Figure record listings
★ ★ ★ ★

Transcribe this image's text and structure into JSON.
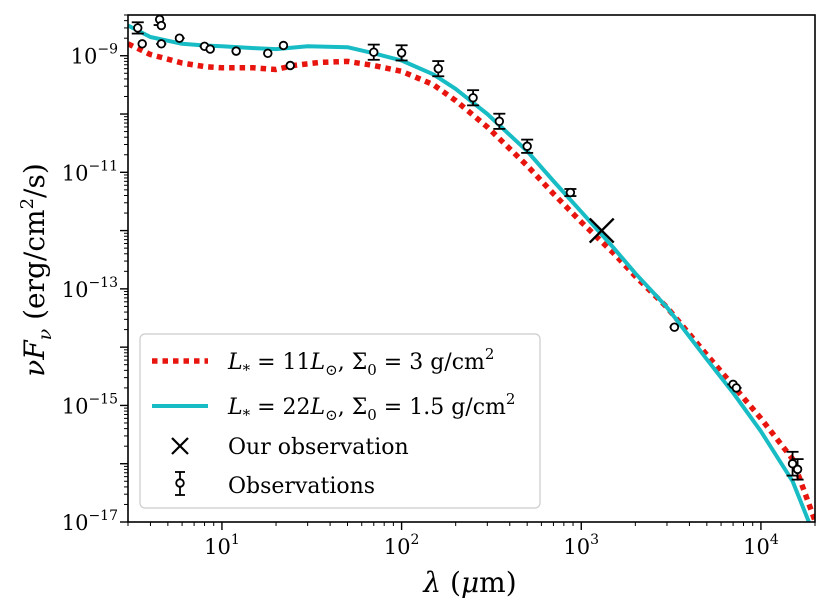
{
  "chart_data": {
    "type": "line",
    "xlabel": "λ (μm)",
    "ylabel": "νF_ν (erg/cm²/s)",
    "xscale": "log",
    "yscale": "log",
    "xlim": [
      3.0,
      20000
    ],
    "ylim": [
      1e-17,
      5e-09
    ],
    "x_ticks": [
      {
        "value": 10,
        "base": "10",
        "exp": "1"
      },
      {
        "value": 100,
        "base": "10",
        "exp": "2"
      },
      {
        "value": 1000,
        "base": "10",
        "exp": "3"
      },
      {
        "value": 10000,
        "base": "10",
        "exp": "4"
      }
    ],
    "y_ticks": [
      {
        "value": 1e-09,
        "base": "10",
        "exp": "−9"
      },
      {
        "value": 1e-11,
        "base": "10",
        "exp": "−11"
      },
      {
        "value": 1e-13,
        "base": "10",
        "exp": "−13"
      },
      {
        "value": 1e-15,
        "base": "10",
        "exp": "−15"
      },
      {
        "value": 1e-17,
        "base": "10",
        "exp": "−17"
      }
    ],
    "series": [
      {
        "name": "L* = 11 L⊙, Σ0 = 3 g/cm²",
        "style": "dotted",
        "color": "#e8140e",
        "x": [
          3.0,
          4,
          6,
          8,
          10,
          15,
          20,
          25,
          35,
          50,
          70,
          100,
          150,
          200,
          300,
          500,
          700,
          1000,
          1500,
          2000,
          3000,
          5000,
          7000,
          10000,
          15000,
          20000
        ],
        "y": [
          1.6e-09,
          1.05e-09,
          7.5e-10,
          6.5e-10,
          6.2e-10,
          6.2e-10,
          5.8e-10,
          6.8e-10,
          7.7e-10,
          8e-10,
          6.8e-10,
          5.4e-10,
          3.2e-10,
          1.7e-10,
          6e-11,
          1.3e-11,
          4.3e-12,
          1.4e-12,
          4.2e-13,
          1.65e-13,
          4.8e-14,
          7.4e-15,
          2.2e-15,
          6e-16,
          1.2e-16,
          1.05e-17
        ]
      },
      {
        "name": "L* = 22 L⊙, Σ0 = 1.5 g/cm²",
        "style": "solid",
        "color": "#17bcc4",
        "x": [
          3.0,
          4,
          6,
          8,
          10,
          15,
          20,
          30,
          50,
          70,
          100,
          150,
          200,
          300,
          500,
          700,
          1000,
          1500,
          2000,
          3000,
          5000,
          7000,
          10000,
          15000,
          18500
        ],
        "y": [
          3.3e-09,
          2.1e-09,
          1.6e-09,
          1.5e-09,
          1.45e-09,
          1.35e-09,
          1.3e-09,
          1.45e-09,
          1.4e-09,
          1.1e-09,
          8.3e-10,
          4.8e-10,
          2.7e-10,
          1e-10,
          2.3e-11,
          7.1e-12,
          2.1e-12,
          5.2e-13,
          1.85e-13,
          4.8e-14,
          6.2e-15,
          1.65e-15,
          3.6e-16,
          5e-17,
          1e-17
        ]
      }
    ],
    "our_observation": {
      "name": "Our observation",
      "x": 1300,
      "y": 1e-12
    },
    "observations": {
      "name": "Observations",
      "points": [
        {
          "x": 3.4,
          "y": 3e-09,
          "yerr_factor": 1.25
        },
        {
          "x": 3.6,
          "y": 1.6e-09,
          "xerr": [
            3.4,
            3.8
          ]
        },
        {
          "x": 4.5,
          "y": 4.2e-09,
          "yerr_factor": 1.25
        },
        {
          "x": 4.6,
          "y": 3.3e-09
        },
        {
          "x": 4.6,
          "y": 1.6e-09,
          "xerr": [
            4.3,
            4.9
          ]
        },
        {
          "x": 5.8,
          "y": 2e-09,
          "xerr": [
            5.5,
            6.2
          ]
        },
        {
          "x": 8.0,
          "y": 1.45e-09,
          "xerr": [
            7.5,
            8.6
          ]
        },
        {
          "x": 8.6,
          "y": 1.3e-09,
          "xerr": [
            8.1,
            9.1
          ]
        },
        {
          "x": 12.0,
          "y": 1.2e-09,
          "xerr": [
            11.3,
            12.7
          ]
        },
        {
          "x": 18.0,
          "y": 1.1e-09,
          "xerr": [
            17.0,
            19.0
          ]
        },
        {
          "x": 22.0,
          "y": 1.5e-09,
          "xerr": [
            20.8,
            23.2
          ]
        },
        {
          "x": 24.0,
          "y": 6.8e-10,
          "xerr": [
            22.7,
            25.3
          ]
        },
        {
          "x": 70.0,
          "y": 1.15e-09,
          "yerr_factor": 1.35
        },
        {
          "x": 100.0,
          "y": 1.12e-09,
          "yerr_factor": 1.35
        },
        {
          "x": 160.0,
          "y": 6e-10,
          "yerr_factor": 1.35
        },
        {
          "x": 250.0,
          "y": 1.9e-10,
          "yerr_factor": 1.35
        },
        {
          "x": 350.0,
          "y": 7.5e-11,
          "yerr_factor": 1.35
        },
        {
          "x": 500.0,
          "y": 2.8e-11,
          "yerr_factor": 1.3
        },
        {
          "x": 870.0,
          "y": 4.5e-12,
          "yerr_factor": 1.15
        },
        {
          "x": 3300.0,
          "y": 2.2e-14,
          "xerr": [
            3100,
            3500
          ]
        },
        {
          "x": 7000.0,
          "y": 2.3e-15,
          "xerr": [
            6500,
            7500
          ]
        },
        {
          "x": 7300.0,
          "y": 2e-15,
          "xerr": [
            6800,
            7800
          ]
        },
        {
          "x": 15000.0,
          "y": 1e-16,
          "yerr_factor": 1.6
        },
        {
          "x": 16000.0,
          "y": 8e-17,
          "yerr_factor": 1.5
        }
      ]
    },
    "legend": {
      "position": "lower-left",
      "entries": [
        {
          "lhs": "L",
          "sub": "*",
          "mid1": " = 11",
          "sym": "L",
          "symsub": "⊙",
          "rest": ", Σ",
          "rsub": "0",
          "tail": " = 3 g/cm",
          "sup": "2"
        },
        {
          "lhs": "L",
          "sub": "*",
          "mid1": " = 22",
          "sym": "L",
          "symsub": "⊙",
          "rest": ", Σ",
          "rsub": "0",
          "tail": " = 1.5 g/cm",
          "sup": "2"
        },
        {
          "label": "Our observation"
        },
        {
          "label": "Observations"
        }
      ]
    }
  }
}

★ ★ ★ ★

Copy out the records above in full, exactly as written, but not the pictures.

Transcribe this image's text and structure into JSON.
{
  "chart_data": {
    "type": "line",
    "xlabel": "λ (μm)",
    "ylabel": "νF_ν (erg/cm²/s)",
    "xscale": "log",
    "yscale": "log",
    "xlim": [
      3.0,
      20000
    ],
    "ylim": [
      1e-17,
      5e-09
    ],
    "x_ticks": [
      {
        "value": 10,
        "base": "10",
        "exp": "1"
      },
      {
        "value": 100,
        "base": "10",
        "exp": "2"
      },
      {
        "value": 1000,
        "base": "10",
        "exp": "3"
      },
      {
        "value": 10000,
        "base": "10",
        "exp": "4"
      }
    ],
    "y_ticks": [
      {
        "value": 1e-09,
        "base": "10",
        "exp": "−9"
      },
      {
        "value": 1e-11,
        "base": "10",
        "exp": "−11"
      },
      {
        "value": 1e-13,
        "base": "10",
        "exp": "−13"
      },
      {
        "value": 1e-15,
        "base": "10",
        "exp": "−15"
      },
      {
        "value": 1e-17,
        "base": "10",
        "exp": "−17"
      }
    ],
    "series": [
      {
        "name": "L* = 11 L⊙, Σ0 = 3 g/cm²",
        "style": "dotted",
        "color": "#e8140e",
        "x": [
          3.0,
          4,
          6,
          8,
          10,
          15,
          20,
          25,
          35,
          50,
          70,
          100,
          150,
          200,
          300,
          500,
          700,
          1000,
          1500,
          2000,
          3000,
          5000,
          7000,
          10000,
          15000,
          20000
        ],
        "y": [
          1.6e-09,
          1.05e-09,
          7.5e-10,
          6.5e-10,
          6.2e-10,
          6.2e-10,
          5.8e-10,
          6.8e-10,
          7.7e-10,
          8e-10,
          6.8e-10,
          5.4e-10,
          3.2e-10,
          1.7e-10,
          6e-11,
          1.3e-11,
          4.3e-12,
          1.4e-12,
          4.2e-13,
          1.65e-13,
          4.8e-14,
          7.4e-15,
          2.2e-15,
          6e-16,
          1.2e-16,
          1.05e-17
        ]
      },
      {
        "name": "L* = 22 L⊙, Σ0 = 1.5 g/cm²",
        "style": "solid",
        "color": "#17bcc4",
        "x": [
          3.0,
          4,
          6,
          8,
          10,
          15,
          20,
          30,
          50,
          70,
          100,
          150,
          200,
          300,
          500,
          700,
          1000,
          1500,
          2000,
          3000,
          5000,
          7000,
          10000,
          15000,
          18500
        ],
        "y": [
          3.3e-09,
          2.1e-09,
          1.6e-09,
          1.5e-09,
          1.45e-09,
          1.35e-09,
          1.3e-09,
          1.45e-09,
          1.4e-09,
          1.1e-09,
          8.3e-10,
          4.8e-10,
          2.7e-10,
          1e-10,
          2.3e-11,
          7.1e-12,
          2.1e-12,
          5.2e-13,
          1.85e-13,
          4.8e-14,
          6.2e-15,
          1.65e-15,
          3.6e-16,
          5e-17,
          1e-17
        ]
      }
    ],
    "our_observation": {
      "name": "Our observation",
      "x": 1300,
      "y": 1e-12
    },
    "observations": {
      "name": "Observations",
      "points": [
        {
          "x": 3.4,
          "y": 3e-09,
          "yerr_factor": 1.25
        },
        {
          "x": 3.6,
          "y": 1.6e-09,
          "xerr": [
            3.4,
            3.8
          ]
        },
        {
          "x": 4.5,
          "y": 4.2e-09,
          "yerr_factor": 1.25
        },
        {
          "x": 4.6,
          "y": 3.3e-09
        },
        {
          "x": 4.6,
          "y": 1.6e-09,
          "xerr": [
            4.3,
            4.9
          ]
        },
        {
          "x": 5.8,
          "y": 2e-09,
          "xerr": [
            5.5,
            6.2
          ]
        },
        {
          "x": 8.0,
          "y": 1.45e-09,
          "xerr": [
            7.5,
            8.6
          ]
        },
        {
          "x": 8.6,
          "y": 1.3e-09,
          "xerr": [
            8.1,
            9.1
          ]
        },
        {
          "x": 12.0,
          "y": 1.2e-09,
          "xerr": [
            11.3,
            12.7
          ]
        },
        {
          "x": 18.0,
          "y": 1.1e-09,
          "xerr": [
            17.0,
            19.0
          ]
        },
        {
          "x": 22.0,
          "y": 1.5e-09,
          "xerr": [
            20.8,
            23.2
          ]
        },
        {
          "x": 24.0,
          "y": 6.8e-10,
          "xerr": [
            22.7,
            25.3
          ]
        },
        {
          "x": 70.0,
          "y": 1.15e-09,
          "yerr_factor": 1.35
        },
        {
          "x": 100.0,
          "y": 1.12e-09,
          "yerr_factor": 1.35
        },
        {
          "x": 160.0,
          "y": 6e-10,
          "yerr_factor": 1.35
        },
        {
          "x": 250.0,
          "y": 1.9e-10,
          "yerr_factor": 1.35
        },
        {
          "x": 350.0,
          "y": 7.5e-11,
          "yerr_factor": 1.35
        },
        {
          "x": 500.0,
          "y": 2.8e-11,
          "yerr_factor": 1.3
        },
        {
          "x": 870.0,
          "y": 4.5e-12,
          "yerr_factor": 1.15
        },
        {
          "x": 3300.0,
          "y": 2.2e-14,
          "xerr": [
            3100,
            3500
          ]
        },
        {
          "x": 7000.0,
          "y": 2.3e-15,
          "xerr": [
            6500,
            7500
          ]
        },
        {
          "x": 7300.0,
          "y": 2e-15,
          "xerr": [
            6800,
            7800
          ]
        },
        {
          "x": 15000.0,
          "y": 1e-16,
          "yerr_factor": 1.6
        },
        {
          "x": 16000.0,
          "y": 8e-17,
          "yerr_factor": 1.5
        }
      ]
    },
    "legend": {
      "position": "lower-left",
      "entries": [
        {
          "lhs": "L",
          "sub": "*",
          "mid1": " = 11",
          "sym": "L",
          "symsub": "⊙",
          "rest": ", Σ",
          "rsub": "0",
          "tail": " = 3 g/cm",
          "sup": "2"
        },
        {
          "lhs": "L",
          "sub": "*",
          "mid1": " = 22",
          "sym": "L",
          "symsub": "⊙",
          "rest": ", Σ",
          "rsub": "0",
          "tail": " = 1.5 g/cm",
          "sup": "2"
        },
        {
          "label": "Our observation"
        },
        {
          "label": "Observations"
        }
      ]
    }
  }
}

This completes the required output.